| WRITTEN INSTRUCTION |
Below are some entries. Output each one exactly as it appears.

========================

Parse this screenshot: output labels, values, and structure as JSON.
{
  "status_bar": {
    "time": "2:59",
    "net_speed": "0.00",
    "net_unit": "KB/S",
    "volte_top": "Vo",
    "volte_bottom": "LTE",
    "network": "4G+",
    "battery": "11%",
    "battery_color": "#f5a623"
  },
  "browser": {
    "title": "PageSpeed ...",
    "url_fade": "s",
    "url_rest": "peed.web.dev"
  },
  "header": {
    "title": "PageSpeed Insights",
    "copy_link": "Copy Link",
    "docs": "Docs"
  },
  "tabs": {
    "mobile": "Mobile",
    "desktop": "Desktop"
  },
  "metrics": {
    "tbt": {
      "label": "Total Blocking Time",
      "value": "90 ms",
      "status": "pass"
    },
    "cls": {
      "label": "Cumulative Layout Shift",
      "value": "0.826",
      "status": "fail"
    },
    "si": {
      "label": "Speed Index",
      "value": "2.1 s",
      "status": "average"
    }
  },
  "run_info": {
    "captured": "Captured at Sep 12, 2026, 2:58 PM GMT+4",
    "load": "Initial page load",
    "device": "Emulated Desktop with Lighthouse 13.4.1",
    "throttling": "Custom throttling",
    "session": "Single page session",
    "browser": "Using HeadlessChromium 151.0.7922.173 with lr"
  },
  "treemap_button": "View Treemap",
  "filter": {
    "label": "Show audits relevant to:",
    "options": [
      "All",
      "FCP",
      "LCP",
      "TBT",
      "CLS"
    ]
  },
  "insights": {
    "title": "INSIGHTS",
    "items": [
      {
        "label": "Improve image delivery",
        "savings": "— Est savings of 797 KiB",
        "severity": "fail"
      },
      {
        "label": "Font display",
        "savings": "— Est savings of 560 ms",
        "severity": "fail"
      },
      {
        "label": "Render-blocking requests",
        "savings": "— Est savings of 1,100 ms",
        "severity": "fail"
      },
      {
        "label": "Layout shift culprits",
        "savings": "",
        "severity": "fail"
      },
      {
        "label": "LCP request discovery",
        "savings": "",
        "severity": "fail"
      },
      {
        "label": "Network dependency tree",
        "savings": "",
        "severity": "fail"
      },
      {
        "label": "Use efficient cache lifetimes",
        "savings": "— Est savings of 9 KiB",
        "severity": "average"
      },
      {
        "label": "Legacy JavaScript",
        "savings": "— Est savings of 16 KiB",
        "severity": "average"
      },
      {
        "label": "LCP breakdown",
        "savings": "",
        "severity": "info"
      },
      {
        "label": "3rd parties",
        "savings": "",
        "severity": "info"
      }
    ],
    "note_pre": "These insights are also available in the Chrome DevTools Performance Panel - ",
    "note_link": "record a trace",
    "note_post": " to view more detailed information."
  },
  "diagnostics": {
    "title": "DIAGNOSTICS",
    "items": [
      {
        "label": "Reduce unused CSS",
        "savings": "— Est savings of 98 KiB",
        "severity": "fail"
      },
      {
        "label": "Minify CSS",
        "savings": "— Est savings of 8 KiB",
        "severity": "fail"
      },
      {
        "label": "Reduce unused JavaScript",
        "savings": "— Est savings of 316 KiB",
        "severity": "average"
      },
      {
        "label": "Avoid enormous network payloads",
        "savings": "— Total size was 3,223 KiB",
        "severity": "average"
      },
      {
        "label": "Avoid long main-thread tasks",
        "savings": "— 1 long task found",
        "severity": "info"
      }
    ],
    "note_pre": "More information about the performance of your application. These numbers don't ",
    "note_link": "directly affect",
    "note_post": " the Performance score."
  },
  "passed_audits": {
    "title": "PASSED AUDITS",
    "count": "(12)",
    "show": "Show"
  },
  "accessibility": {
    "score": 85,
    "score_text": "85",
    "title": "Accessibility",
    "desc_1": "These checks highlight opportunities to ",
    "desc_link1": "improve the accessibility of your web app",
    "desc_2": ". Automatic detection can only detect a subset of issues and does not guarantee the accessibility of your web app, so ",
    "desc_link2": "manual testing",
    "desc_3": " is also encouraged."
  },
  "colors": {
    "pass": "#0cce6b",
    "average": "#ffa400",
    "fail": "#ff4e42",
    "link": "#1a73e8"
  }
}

========================

| TASK SOLUTION |
Parse this screenshot: output labels, values, and structure as JSON.
{
  "status_bar": {
    "time": "2:59",
    "net_speed": "0.00",
    "net_unit": "KB/S",
    "volte_top": "Vo",
    "volte_bottom": "LTE",
    "network": "4G+",
    "battery": "11%",
    "battery_color": "#f5a623"
  },
  "browser": {
    "title": "PageSpeed ...",
    "url_fade": "s",
    "url_rest": "peed.web.dev"
  },
  "header": {
    "title": "PageSpeed Insights",
    "copy_link": "Copy Link",
    "docs": "Docs"
  },
  "tabs": {
    "mobile": "Mobile",
    "desktop": "Desktop"
  },
  "metrics": {
    "tbt": {
      "label": "Total Blocking Time",
      "value": "90 ms",
      "status": "pass"
    },
    "cls": {
      "label": "Cumulative Layout Shift",
      "value": "0.826",
      "status": "fail"
    },
    "si": {
      "label": "Speed Index",
      "value": "2.1 s",
      "status": "average"
    }
  },
  "run_info": {
    "captured": "Captured at Sep 12, 2026, 2:58 PM GMT+4",
    "load": "Initial page load",
    "device": "Emulated Desktop with Lighthouse 13.4.1",
    "throttling": "Custom throttling",
    "session": "Single page session",
    "browser": "Using HeadlessChromium 151.0.7922.173 with lr"
  },
  "treemap_button": "View Treemap",
  "filter": {
    "label": "Show audits relevant to:",
    "options": [
      "All",
      "FCP",
      "LCP",
      "TBT",
      "CLS"
    ]
  },
  "insights": {
    "title": "INSIGHTS",
    "items": [
      {
        "label": "Improve image delivery",
        "savings": "— Est savings of 797 KiB",
        "severity": "fail"
      },
      {
        "label": "Font display",
        "savings": "— Est savings of 560 ms",
        "severity": "fail"
      },
      {
        "label": "Render-blocking requests",
        "savings": "— Est savings of 1,100 ms",
        "severity": "fail"
      },
      {
        "label": "Layout shift culprits",
        "savings": "",
        "severity": "fail"
      },
      {
        "label": "LCP request discovery",
        "savings": "",
        "severity": "fail"
      },
      {
        "label": "Network dependency tree",
        "savings": "",
        "severity": "fail"
      },
      {
        "label": "Use efficient cache lifetimes",
        "savings": "— Est savings of 9 KiB",
        "severity": "average"
      },
      {
        "label": "Legacy JavaScript",
        "savings": "— Est savings of 16 KiB",
        "severity": "average"
      },
      {
        "label": "LCP breakdown",
        "savings": "",
        "severity": "info"
      },
      {
        "label": "3rd parties",
        "savings": "",
        "severity": "info"
      }
    ],
    "note_pre": "These insights are also available in the Chrome DevTools Performance Panel - ",
    "note_link": "record a trace",
    "note_post": " to view more detailed information."
  },
  "diagnostics": {
    "title": "DIAGNOSTICS",
    "items": [
      {
        "label": "Reduce unused CSS",
        "savings": "— Est savings of 98 KiB",
        "severity": "fail"
      },
      {
        "label": "Minify CSS",
        "savings": "— Est savings of 8 KiB",
        "severity": "fail"
      },
      {
        "label": "Reduce unused JavaScript",
        "savings": "— Est savings of 316 KiB",
        "severity": "average"
      },
      {
        "label": "Avoid enormous network payloads",
        "savings": "— Total size was 3,223 KiB",
        "severity": "average"
      },
      {
        "label": "Avoid long main-thread tasks",
        "savings": "— 1 long task found",
        "severity": "info"
      }
    ],
    "note_pre": "More information about the performance of your application. These numbers don't ",
    "note_link": "directly affect",
    "note_post": " the Performance score."
  },
  "passed_audits": {
    "title": "PASSED AUDITS",
    "count": "(12)",
    "show": "Show"
  },
  "accessibility": {
    "score": 85,
    "score_text": "85",
    "title": "Accessibility",
    "desc_1": "These checks highlight opportunities to ",
    "desc_link1": "improve the accessibility of your web app",
    "desc_2": ". Automatic detection can only detect a subset of issues and does not guarantee the accessibility of your web app, so ",
    "desc_link2": "manual testing",
    "desc_3": " is also encouraged."
  },
  "colors": {
    "pass": "#0cce6b",
    "average": "#ffa400",
    "fail": "#ff4e42",
    "link": "#1a73e8"
  }
}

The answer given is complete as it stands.